:: Seçilen bölüm ::
<<<<

ÖNCE MİLLETİN DERDİNİ ÇÖZ
Manyas İlçesi’ne bağlı Salur Beldesi’ne geçen Kılıçdaroğlu, burada belediye tarafından yaptırılan arıtma tesislerinin açılışına yaptı. Açılış öncesi belde meydanında toplanan vatandaşlara hitap eden Kılıçdaroğlu şunları söyledi: "Belediyeleri kapatıyorlar. Size sordular mı kapatırken. Size söz olsun. CHP iktidar olduğunda Salur Belediyesi yeniden açılacak. Kapanan tüm belediyeleri açacağız. Önümüzde seçimler olacak. Sandık başına gideceğiz. Sandık önünüze geldiğinde vicdanınızın sesini dinleyin oyunuzu vicdanınızda tartın ona göre oy verin. Bayrağımız dalgalanacak Büyük Atamızın dediği gibi ‘Bayrakları bayrak yapan üstündeki kandır.’ Hiç endişe etmeyin. Cumhuriyet Halk Partisi olduğu sürece, ülkenin çimentosuyuz, bu ülkenin bölünmesine asla izin vermeyeceğiz. Bu devleti acıyla, göz yaşıyla kurduk biz. Millet sana oy verdi. Milletin derdini çöz diye oy verdi. Sana git şununla, bununla pazarlık yap diye oy vermedi. Milletin derdi var. Git o derdi çöz önce."
BU MİLLETİN YAKASINDAN DÜŞÜN ARTIK
Cumhuriyet Halk Partisi’nin devleti kuran parti olduğunu söyleyen Kılıçdaroğlu sözlerini şöyle sürdürdü: "Cumhuriyet Halk Partisi Çanakkale’de vardır. Gelibolu’da da, Maraş’ta, Afyon’da, İzmir’de, Kocatepe’de vardır. Cumhuriyet Halk Partisi her yerde her zaman vatandaş için vardır. Sizin derdinizi dile getirmek bizim boynumuzun borcu. Türkiye’nin her karış toprağını geziyoruz. Vatandaşın derdini dinliyoruz. Siyaset vatandaşın derdini dinleme sanatıdır. Siyaset siyasetçinin cebini doldurma sanatı değildir. Birileri cebini dolduruyor. Köşeyi dönüyor. Size gelince din, iman edebiyatı. Arkayı dönüyor han, hamam sahibi. Yeter artık. Bu milletin yakasından düşün artık.Bizim sınırlarımızı birileri çizmedi. Kanımızla çizildi."

>>>>

:: Veriler ::
<<<<

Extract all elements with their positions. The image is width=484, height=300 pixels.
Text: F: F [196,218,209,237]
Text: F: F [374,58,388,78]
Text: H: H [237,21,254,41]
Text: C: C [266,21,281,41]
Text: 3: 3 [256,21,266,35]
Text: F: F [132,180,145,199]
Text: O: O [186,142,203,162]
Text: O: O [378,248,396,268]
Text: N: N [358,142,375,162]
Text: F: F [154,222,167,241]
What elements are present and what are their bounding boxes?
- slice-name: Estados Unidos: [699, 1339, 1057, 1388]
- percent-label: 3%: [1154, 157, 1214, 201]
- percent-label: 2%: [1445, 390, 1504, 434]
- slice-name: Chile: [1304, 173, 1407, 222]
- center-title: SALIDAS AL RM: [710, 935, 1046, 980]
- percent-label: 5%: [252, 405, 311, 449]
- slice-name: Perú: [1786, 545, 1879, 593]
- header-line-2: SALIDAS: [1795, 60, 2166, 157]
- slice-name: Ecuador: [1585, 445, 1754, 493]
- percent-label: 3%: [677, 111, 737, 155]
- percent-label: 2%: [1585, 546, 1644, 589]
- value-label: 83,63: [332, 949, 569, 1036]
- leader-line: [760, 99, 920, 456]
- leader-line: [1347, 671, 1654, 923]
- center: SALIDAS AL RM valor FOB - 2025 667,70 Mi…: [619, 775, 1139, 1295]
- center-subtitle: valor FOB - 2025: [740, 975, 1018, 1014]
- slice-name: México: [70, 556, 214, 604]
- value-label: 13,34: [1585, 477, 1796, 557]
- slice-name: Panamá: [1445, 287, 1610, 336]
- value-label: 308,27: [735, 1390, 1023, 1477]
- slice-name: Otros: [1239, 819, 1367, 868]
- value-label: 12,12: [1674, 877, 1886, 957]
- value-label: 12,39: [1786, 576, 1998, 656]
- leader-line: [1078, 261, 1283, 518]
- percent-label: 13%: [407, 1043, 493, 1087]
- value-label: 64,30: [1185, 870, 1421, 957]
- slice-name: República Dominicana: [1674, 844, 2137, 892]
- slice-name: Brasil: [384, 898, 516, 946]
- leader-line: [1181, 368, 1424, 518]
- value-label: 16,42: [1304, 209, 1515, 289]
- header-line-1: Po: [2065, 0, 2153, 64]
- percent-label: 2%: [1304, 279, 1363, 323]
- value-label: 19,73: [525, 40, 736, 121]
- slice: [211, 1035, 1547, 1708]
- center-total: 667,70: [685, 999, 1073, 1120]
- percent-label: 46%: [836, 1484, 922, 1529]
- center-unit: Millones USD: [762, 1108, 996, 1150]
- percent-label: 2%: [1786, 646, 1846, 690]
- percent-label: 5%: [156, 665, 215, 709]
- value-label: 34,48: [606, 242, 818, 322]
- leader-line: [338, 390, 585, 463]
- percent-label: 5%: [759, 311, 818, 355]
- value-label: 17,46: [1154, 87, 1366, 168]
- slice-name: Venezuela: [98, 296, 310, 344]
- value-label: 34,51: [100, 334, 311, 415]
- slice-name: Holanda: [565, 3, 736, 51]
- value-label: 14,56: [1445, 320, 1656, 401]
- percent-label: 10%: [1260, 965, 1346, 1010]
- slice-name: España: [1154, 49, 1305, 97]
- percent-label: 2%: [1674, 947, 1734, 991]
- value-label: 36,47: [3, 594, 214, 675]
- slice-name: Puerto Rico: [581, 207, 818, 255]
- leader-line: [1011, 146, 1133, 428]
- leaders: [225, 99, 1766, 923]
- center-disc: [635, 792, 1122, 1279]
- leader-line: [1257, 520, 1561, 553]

>>>>

:: Yapılacaklar ::
[A] Seçilen bölüme göre Salur Beldesi hangi ilçeye bağlı?
[B] Seçilen bölümde Kılıçdaroğlu'nun, Cumhuriyet Halk Partisi'nin var olduğunu söylerken saydığı yer adlarını sırala.
[C] Seçilen bölümdeki "Siyaset vatandaşın derdini dinleme sanatıdır." cümlesini İngilizceye çevir.

:: Görev yanıtları ::
[A] Manyas İlçesi’ne bağlı.

[B] Çanakkale, Gelibolu, Maraş, Afyon, İzmir, Kocatepe

[C] Politics is the art of listening to the troubles of citizens.